■ **Excerpted data**

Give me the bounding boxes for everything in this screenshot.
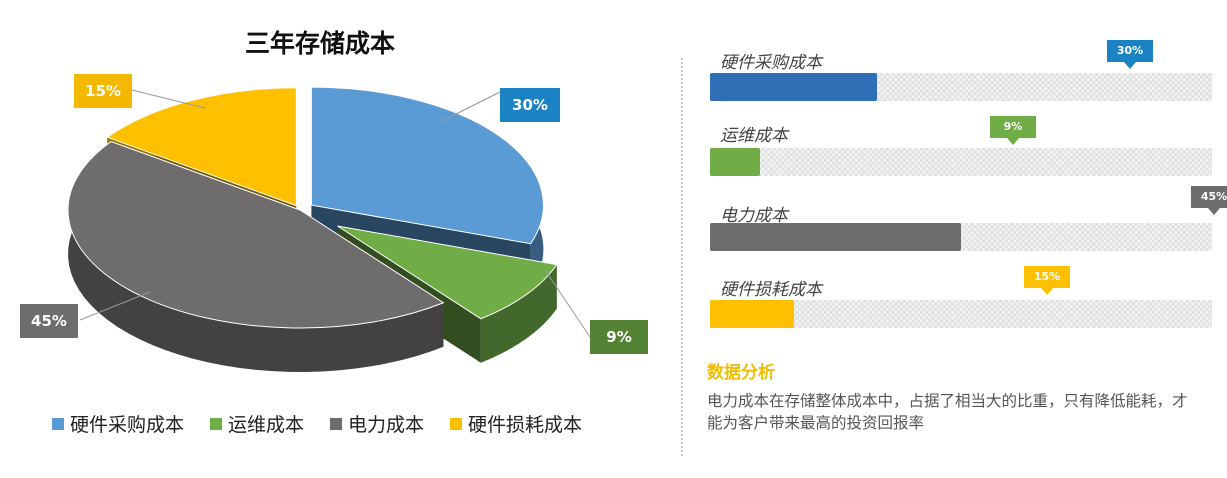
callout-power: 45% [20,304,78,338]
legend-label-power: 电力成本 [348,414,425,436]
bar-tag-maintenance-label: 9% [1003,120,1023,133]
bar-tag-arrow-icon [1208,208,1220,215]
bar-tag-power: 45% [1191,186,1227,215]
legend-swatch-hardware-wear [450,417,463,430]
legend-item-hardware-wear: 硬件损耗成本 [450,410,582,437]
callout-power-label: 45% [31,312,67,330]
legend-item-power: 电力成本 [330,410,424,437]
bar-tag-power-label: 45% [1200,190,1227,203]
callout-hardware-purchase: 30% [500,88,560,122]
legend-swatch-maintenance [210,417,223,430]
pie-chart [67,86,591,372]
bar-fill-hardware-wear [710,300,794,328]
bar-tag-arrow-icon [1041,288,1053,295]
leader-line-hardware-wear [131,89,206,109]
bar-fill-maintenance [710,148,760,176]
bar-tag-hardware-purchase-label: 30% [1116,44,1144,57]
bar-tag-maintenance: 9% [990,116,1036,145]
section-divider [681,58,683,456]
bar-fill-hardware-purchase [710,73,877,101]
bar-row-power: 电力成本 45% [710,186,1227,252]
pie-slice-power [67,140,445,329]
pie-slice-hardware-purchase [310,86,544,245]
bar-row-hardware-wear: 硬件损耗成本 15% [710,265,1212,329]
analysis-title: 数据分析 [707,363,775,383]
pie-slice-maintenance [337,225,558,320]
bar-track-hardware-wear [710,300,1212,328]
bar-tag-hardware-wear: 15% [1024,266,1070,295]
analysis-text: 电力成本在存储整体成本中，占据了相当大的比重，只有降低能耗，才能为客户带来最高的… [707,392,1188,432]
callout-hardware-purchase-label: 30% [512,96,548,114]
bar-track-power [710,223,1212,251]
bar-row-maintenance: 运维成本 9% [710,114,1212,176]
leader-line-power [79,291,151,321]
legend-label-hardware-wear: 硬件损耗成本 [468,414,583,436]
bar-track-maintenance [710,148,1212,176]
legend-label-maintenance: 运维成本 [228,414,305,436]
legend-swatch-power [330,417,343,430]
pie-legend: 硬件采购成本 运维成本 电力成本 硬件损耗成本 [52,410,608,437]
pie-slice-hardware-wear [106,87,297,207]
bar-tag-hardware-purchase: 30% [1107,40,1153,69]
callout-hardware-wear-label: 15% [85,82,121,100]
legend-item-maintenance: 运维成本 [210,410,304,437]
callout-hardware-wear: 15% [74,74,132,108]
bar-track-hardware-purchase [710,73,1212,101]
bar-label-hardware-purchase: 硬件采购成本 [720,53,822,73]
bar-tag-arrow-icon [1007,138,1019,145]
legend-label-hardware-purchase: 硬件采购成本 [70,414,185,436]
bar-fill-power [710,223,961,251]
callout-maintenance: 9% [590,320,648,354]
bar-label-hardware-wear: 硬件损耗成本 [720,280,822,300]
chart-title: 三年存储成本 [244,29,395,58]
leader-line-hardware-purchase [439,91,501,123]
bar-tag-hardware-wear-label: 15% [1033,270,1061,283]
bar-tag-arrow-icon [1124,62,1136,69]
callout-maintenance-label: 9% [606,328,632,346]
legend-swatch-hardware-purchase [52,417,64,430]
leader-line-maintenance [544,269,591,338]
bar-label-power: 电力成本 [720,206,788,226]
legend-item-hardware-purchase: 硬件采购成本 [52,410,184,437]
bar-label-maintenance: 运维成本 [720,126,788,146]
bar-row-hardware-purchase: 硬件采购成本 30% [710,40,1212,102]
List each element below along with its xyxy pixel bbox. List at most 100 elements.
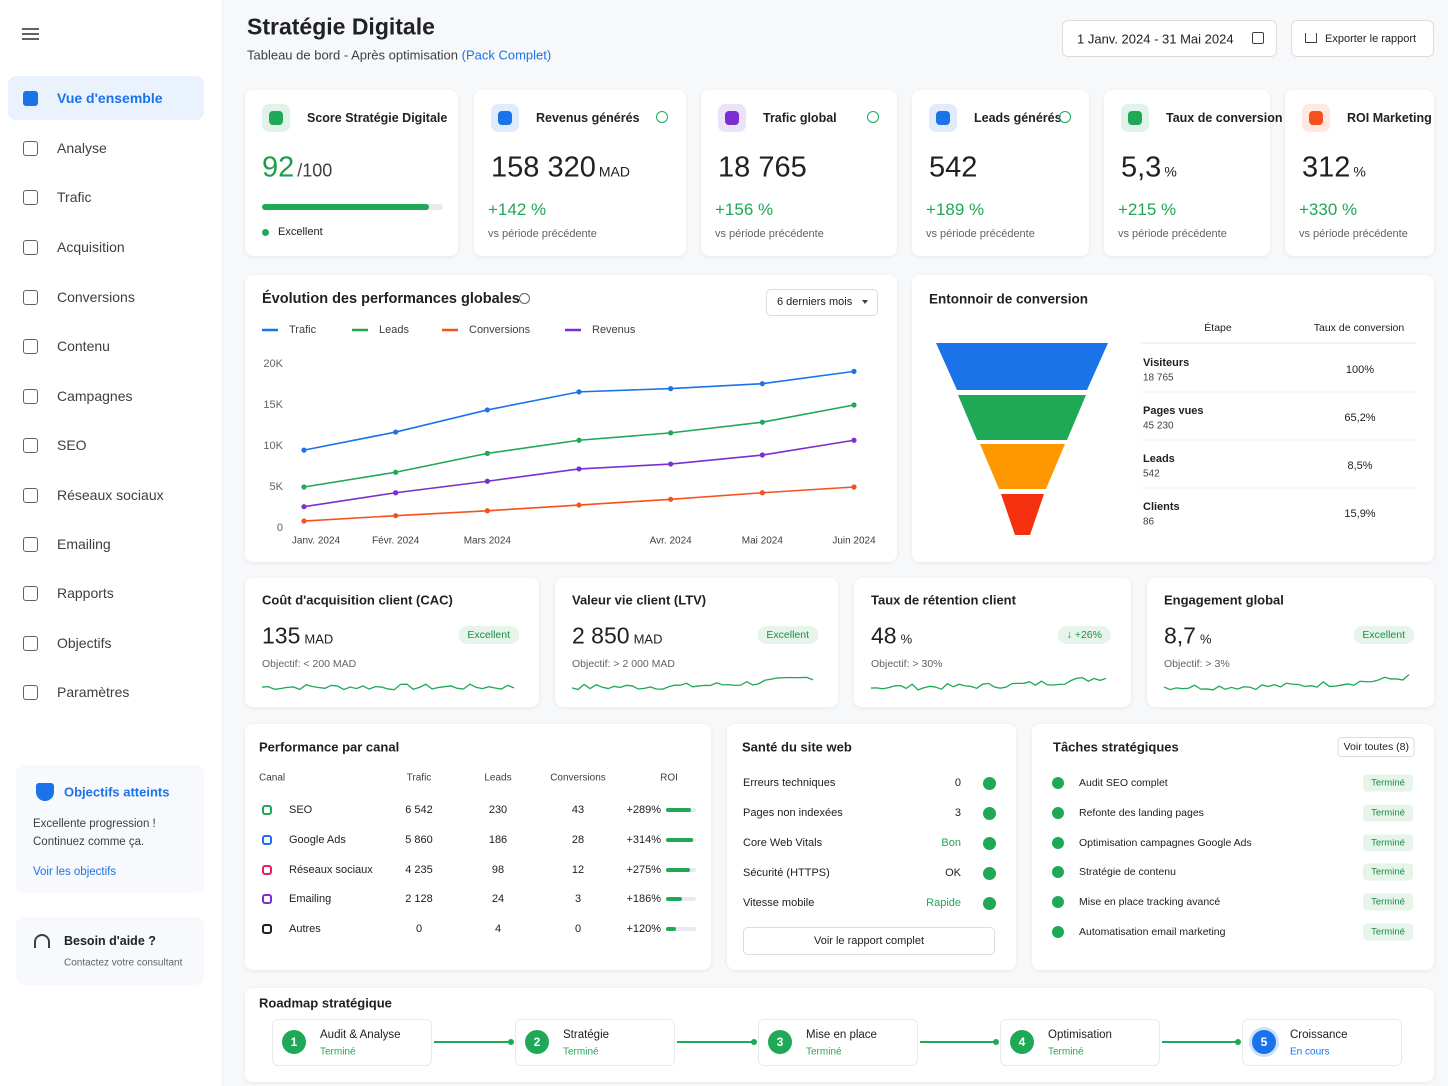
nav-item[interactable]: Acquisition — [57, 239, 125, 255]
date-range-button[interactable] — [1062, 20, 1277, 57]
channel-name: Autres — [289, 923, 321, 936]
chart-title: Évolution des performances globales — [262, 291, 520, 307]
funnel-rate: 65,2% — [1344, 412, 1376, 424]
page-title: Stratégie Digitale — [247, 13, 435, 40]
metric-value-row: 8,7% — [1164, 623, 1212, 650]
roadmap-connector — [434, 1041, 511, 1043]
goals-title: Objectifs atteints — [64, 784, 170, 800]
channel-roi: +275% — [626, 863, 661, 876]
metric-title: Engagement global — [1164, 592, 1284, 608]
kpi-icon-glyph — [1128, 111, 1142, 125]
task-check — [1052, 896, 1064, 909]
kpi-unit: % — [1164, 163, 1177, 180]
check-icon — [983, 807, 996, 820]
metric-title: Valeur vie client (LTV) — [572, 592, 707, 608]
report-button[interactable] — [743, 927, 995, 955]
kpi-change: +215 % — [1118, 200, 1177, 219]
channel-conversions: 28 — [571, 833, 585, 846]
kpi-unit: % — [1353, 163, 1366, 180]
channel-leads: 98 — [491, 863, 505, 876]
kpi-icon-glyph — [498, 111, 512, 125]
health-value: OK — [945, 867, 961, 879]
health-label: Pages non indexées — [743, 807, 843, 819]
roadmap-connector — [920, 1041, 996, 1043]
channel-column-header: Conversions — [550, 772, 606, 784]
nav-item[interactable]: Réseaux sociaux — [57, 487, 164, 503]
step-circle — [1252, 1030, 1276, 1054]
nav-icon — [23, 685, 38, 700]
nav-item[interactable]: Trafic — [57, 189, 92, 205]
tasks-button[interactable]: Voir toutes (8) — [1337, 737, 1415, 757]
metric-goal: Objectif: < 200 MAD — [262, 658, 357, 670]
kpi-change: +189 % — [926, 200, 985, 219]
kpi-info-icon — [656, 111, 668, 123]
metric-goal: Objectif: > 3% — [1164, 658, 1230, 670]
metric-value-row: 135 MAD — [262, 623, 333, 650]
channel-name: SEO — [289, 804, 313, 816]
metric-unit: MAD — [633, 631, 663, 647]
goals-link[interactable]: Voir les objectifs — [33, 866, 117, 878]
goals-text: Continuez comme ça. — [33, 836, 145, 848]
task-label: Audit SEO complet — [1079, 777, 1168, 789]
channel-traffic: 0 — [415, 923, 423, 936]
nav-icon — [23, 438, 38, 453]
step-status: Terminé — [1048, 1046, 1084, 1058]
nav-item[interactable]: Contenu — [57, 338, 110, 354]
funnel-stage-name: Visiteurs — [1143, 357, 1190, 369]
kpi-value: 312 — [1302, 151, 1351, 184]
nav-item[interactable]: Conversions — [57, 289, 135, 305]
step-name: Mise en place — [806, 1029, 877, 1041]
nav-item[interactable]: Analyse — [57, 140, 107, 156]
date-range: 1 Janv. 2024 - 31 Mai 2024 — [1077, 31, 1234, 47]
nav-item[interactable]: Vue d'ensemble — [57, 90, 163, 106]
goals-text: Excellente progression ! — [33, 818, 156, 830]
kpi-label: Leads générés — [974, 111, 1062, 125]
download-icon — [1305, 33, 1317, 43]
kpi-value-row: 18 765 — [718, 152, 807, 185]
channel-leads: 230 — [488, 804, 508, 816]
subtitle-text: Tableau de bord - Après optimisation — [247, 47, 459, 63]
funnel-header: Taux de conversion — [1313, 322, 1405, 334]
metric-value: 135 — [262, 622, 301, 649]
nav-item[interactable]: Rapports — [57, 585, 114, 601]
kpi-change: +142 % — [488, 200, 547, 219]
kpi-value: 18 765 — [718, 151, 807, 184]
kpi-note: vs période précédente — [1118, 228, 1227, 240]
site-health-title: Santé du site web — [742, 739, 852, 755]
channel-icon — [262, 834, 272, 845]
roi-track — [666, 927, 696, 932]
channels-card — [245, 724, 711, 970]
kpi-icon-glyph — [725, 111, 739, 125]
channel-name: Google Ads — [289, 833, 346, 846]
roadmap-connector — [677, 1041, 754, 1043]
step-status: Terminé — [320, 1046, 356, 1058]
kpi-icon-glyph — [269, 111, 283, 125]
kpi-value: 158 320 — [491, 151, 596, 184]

■ **Problem requirements**
Convert the entries from the line containing "nav-item[interactable]: Acquisition —" through the line containing "kpi-icon-glyph — [498, 111, 512, 125]", both included, into a JSON list of strings with one string per line and no blank lines.

■ **Exercise response**
[
  "nav-item[interactable]: Acquisition — [57, 239, 125, 255]",
  "date-range-button[interactable] — [1062, 20, 1277, 57]",
  "channel-name: Autres — [289, 923, 321, 936]",
  "chart-title: Évolution des performances globales — [262, 291, 520, 307]",
  "funnel-rate: 65,2% — [1344, 412, 1376, 424]",
  "page-title: Stratégie Digitale — [247, 13, 435, 40]",
  "metric-value-row: 8,7% — [1164, 623, 1212, 650]",
  "roadmap-connector — [434, 1041, 511, 1043]",
  "goals-title: Objectifs atteints — [64, 784, 170, 800]",
  "channel-roi: +275% — [626, 863, 661, 876]",
  "metric-title: Engagement global — [1164, 592, 1284, 608]",
  "kpi-icon-glyph — [1128, 111, 1142, 125]",
  "task-check — [1052, 896, 1064, 909]",
  "kpi-unit: % — [1164, 163, 1177, 180]",
  "check-icon — [983, 807, 996, 820]",
  "metric-title: Valeur vie client (LTV) — [572, 592, 707, 608]",
  "report-button[interactable] — [743, 927, 995, 955]",
  "kpi-change: +215 % — [1118, 200, 1177, 219]",
  "channel-conversions: 28 — [571, 833, 585, 846]",
  "kpi-unit: % — [1353, 163, 1366, 180]",
  "channel-leads: 98 — [491, 863, 505, 876]",
  "kpi-icon-glyph — [498, 111, 512, 125]"
]